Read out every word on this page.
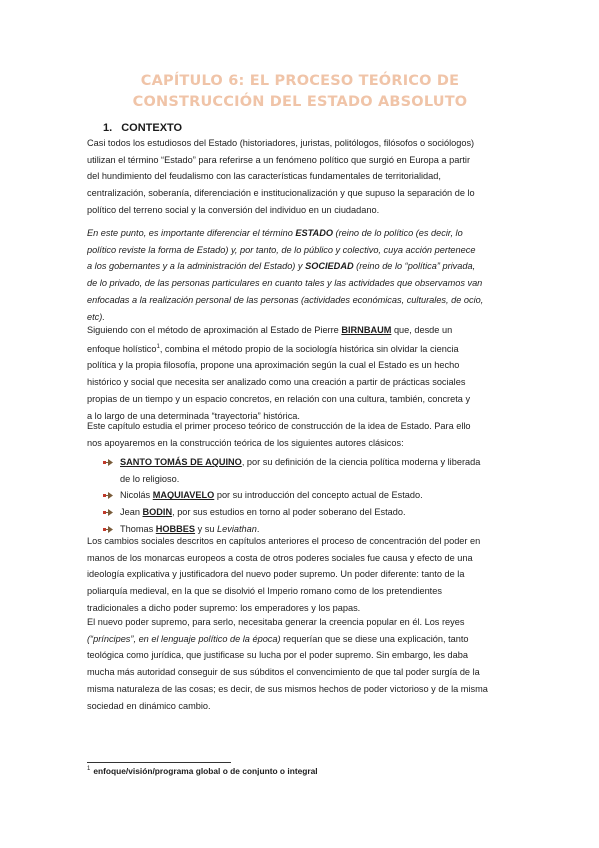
CAPÍTULO 6: EL PROCESO TEÓRICO DE
CONSTRUCCIÓN DEL ESTADO ABSOLUTO
1. CONTEXTO
Casi todos los estudiosos del Estado (historiadores, juristas, politólogos, filósofos o sociólogos)
utilizan el término “Estado” para referirse a un fenómeno político que surgió en Europa a partir
del hundimiento del feudalismo con las características fundamentales de territorialidad,
centralización, soberanía, diferenciación e institucionalización y que supuso la separación de lo
político del terreno social y la conversión del individuo en un ciudadano.
En este punto, es importante diferenciar el término ESTADO (reino de lo político (es decir, lo
político reviste la forma de Estado) y, por tanto, de lo público y colectivo, cuya acción pertenece
a los gobernantes y a la administración del Estado) y SOCIEDAD (reino de lo “política” privada,
de lo privado, de las personas particulares en cuanto tales y las actividades que observamos van
enfocadas a la realización personal de las personas (actividades económicas, culturales, de ocio,
etc).
Siguiendo con el método de aproximación al Estado de Pierre BIRNBAUM que, desde un
enfoque holístico$^1$, combina el método propio de la sociología histórica sin olvidar la ciencia
política y la propia filosofía, propone una aproximación según la cual el Estado es un hecho
histórico y social que necesita ser analizado como una creación a partir de prácticas sociales
propias de un tiempo y un espacio concretos, en relación con una cultura, también, concreta y
a lo largo de una determinada “trayectoria” histórica.
Este capítulo estudia el primer proceso teórico de construcción de la idea de Estado. Para ello
nos apoyaremos en la construcción teórica de los siguientes autores clásicos:
SANTO TOMÁS DE AQUINO, por su definición de la ciencia política moderna y liberada
de lo religioso.
Nicolás MAQUIAVELO por su introducción del concepto actual de Estado.
Jean BODIN, por sus estudios en torno al poder soberano del Estado.
Thomas HOBBES y su Leviathan.
Los cambios sociales descritos en capítulos anteriores el proceso de concentración del poder en
manos de los monarcas europeos a costa de otros poderes sociales fue causa y efecto de una
ideología explicativa y justificadora del nuevo poder supremo. Un poder diferente: tanto de la
poliarquía medieval, en la que se disolvió el Imperio romano como de los pretendientes
tradicionales a dicho poder supremo: los emperadores y los papas.
El nuevo poder supremo, para serlo, necesitaba generar la creencia popular en él. Los reyes
(“príncipes”, en el lenguaje político de la época) requerían que se diese una explicación, tanto
teológica como jurídica, que justificase su lucha por el poder supremo. Sin embargo, les daba
mucha más autoridad conseguir de sus súbditos el convencimiento de que tal poder surgía de la
misma naturaleza de las cosas; es decir, de sus mismos hechos de poder victorioso y de la misma
sociedad en dinámico cambio.
$^1$ enfoque/visión/programa global o de conjunto o integral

◆ DIRECTIVE: Every line above should be repeated exactly; pictures stay out of the copy.

◆ EXERCISE ANSWER:
Read out every word on this page.
CAPÍTULO 6: EL PROCESO TEÓRICO DE
CONSTRUCCIÓN DEL ESTADO ABSOLUTO
1. CONTEXTO
Casi todos los estudiosos del Estado (historiadores, juristas, politólogos, filósofos o sociólogos)
utilizan el término “Estado” para referirse a un fenómeno político que surgió en Europa a partir
del hundimiento del feudalismo con las características fundamentales de territorialidad,
centralización, soberanía, diferenciación e institucionalización y que supuso la separación de lo
político del terreno social y la conversión del individuo en un ciudadano.
En este punto, es importante diferenciar el término ESTADO (reino de lo político (es decir, lo
político reviste la forma de Estado) y, por tanto, de lo público y colectivo, cuya acción pertenece
a los gobernantes y a la administración del Estado) y SOCIEDAD (reino de lo “política” privada,
de lo privado, de las personas particulares en cuanto tales y las actividades que observamos van
enfocadas a la realización personal de las personas (actividades económicas, culturales, de ocio,
etc).
Siguiendo con el método de aproximación al Estado de Pierre BIRNBAUM que, desde un
enfoque holístico$^1$, combina el método propio de la sociología histórica sin olvidar la ciencia
política y la propia filosofía, propone una aproximación según la cual el Estado es un hecho
histórico y social que necesita ser analizado como una creación a partir de prácticas sociales
propias de un tiempo y un espacio concretos, en relación con una cultura, también, concreta y
a lo largo de una determinada “trayectoria” histórica.
Este capítulo estudia el primer proceso teórico de construcción de la idea de Estado. Para ello
nos apoyaremos en la construcción teórica de los siguientes autores clásicos:
SANTO TOMÁS DE AQUINO, por su definición de la ciencia política moderna y liberada
de lo religioso.
Nicolás MAQUIAVELO por su introducción del concepto actual de Estado.
Jean BODIN, por sus estudios en torno al poder soberano del Estado.
Thomas HOBBES y su Leviathan.
Los cambios sociales descritos en capítulos anteriores el proceso de concentración del poder en
manos de los monarcas europeos a costa de otros poderes sociales fue causa y efecto de una
ideología explicativa y justificadora del nuevo poder supremo. Un poder diferente: tanto de la
poliarquía medieval, en la que se disolvió el Imperio romano como de los pretendientes
tradicionales a dicho poder supremo: los emperadores y los papas.
El nuevo poder supremo, para serlo, necesitaba generar la creencia popular en él. Los reyes
(“príncipes”, en el lenguaje político de la época) requerían que se diese una explicación, tanto
teológica como jurídica, que justificase su lucha por el poder supremo. Sin embargo, les daba
mucha más autoridad conseguir de sus súbditos el convencimiento de que tal poder surgía de la
misma naturaleza de las cosas; es decir, de sus mismos hechos de poder victorioso y de la misma
sociedad en dinámico cambio.
$^1$ enfoque/visión/programa global o de conjunto o integral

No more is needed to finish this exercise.